### WHAT YOU ARE ASKED TO DO
In the material below, list every line carrying the string "color".

### RECORDS FOR PROCESSING
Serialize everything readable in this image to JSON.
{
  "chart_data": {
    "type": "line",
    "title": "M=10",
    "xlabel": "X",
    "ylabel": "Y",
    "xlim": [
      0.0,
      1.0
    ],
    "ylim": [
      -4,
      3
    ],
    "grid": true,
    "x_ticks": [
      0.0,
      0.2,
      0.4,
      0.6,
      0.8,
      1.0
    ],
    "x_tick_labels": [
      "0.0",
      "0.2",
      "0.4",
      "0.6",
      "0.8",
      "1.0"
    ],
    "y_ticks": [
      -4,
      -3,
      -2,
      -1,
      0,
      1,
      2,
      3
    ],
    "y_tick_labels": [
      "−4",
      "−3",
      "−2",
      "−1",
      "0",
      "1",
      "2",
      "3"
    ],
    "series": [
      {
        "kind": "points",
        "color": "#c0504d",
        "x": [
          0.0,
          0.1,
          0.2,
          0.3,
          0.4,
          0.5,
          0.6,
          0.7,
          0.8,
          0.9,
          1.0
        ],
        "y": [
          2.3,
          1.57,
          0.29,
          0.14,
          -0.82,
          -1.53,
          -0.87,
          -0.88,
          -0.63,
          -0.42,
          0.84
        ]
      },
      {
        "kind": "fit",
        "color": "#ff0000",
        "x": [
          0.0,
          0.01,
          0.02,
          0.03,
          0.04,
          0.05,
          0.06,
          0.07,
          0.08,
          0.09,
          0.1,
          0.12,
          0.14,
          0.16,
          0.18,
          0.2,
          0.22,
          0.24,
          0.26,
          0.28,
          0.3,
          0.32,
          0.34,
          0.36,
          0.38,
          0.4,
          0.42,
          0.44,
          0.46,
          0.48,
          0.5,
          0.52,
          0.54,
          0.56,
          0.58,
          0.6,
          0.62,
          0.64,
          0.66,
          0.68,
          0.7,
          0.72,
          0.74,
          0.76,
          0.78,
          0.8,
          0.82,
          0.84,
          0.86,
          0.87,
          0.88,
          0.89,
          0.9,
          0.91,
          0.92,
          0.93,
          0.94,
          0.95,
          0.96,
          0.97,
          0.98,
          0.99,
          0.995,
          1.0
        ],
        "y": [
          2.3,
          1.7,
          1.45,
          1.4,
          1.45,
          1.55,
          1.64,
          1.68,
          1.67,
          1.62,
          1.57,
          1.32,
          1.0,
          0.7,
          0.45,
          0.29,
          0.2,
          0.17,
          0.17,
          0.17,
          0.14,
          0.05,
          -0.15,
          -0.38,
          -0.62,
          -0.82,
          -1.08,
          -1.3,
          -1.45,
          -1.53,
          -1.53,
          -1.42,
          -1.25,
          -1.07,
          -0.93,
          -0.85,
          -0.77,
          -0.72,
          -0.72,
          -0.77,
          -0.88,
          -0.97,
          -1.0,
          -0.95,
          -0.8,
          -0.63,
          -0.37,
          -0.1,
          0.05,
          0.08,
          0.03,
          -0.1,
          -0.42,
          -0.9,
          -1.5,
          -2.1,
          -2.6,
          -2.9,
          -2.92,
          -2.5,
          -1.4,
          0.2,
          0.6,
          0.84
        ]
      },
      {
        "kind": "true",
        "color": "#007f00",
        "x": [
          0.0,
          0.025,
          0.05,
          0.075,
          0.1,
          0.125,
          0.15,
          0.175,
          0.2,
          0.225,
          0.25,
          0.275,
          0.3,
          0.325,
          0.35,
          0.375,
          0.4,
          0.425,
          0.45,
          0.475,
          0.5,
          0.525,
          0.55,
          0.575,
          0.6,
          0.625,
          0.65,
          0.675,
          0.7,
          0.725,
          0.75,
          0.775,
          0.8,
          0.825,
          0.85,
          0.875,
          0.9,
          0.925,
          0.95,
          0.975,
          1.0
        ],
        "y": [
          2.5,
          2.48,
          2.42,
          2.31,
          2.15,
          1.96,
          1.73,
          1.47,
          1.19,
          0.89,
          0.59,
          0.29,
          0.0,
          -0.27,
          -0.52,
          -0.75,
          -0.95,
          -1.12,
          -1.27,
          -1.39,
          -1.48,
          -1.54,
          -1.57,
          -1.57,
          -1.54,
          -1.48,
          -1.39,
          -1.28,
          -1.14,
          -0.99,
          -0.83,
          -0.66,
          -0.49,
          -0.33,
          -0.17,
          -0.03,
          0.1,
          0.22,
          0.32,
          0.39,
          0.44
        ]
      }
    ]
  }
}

### SOLUTION FOR THIS EXERCISE
        "color": "#c0504d",
        "color": "#ff0000",
        "color": "#007f00",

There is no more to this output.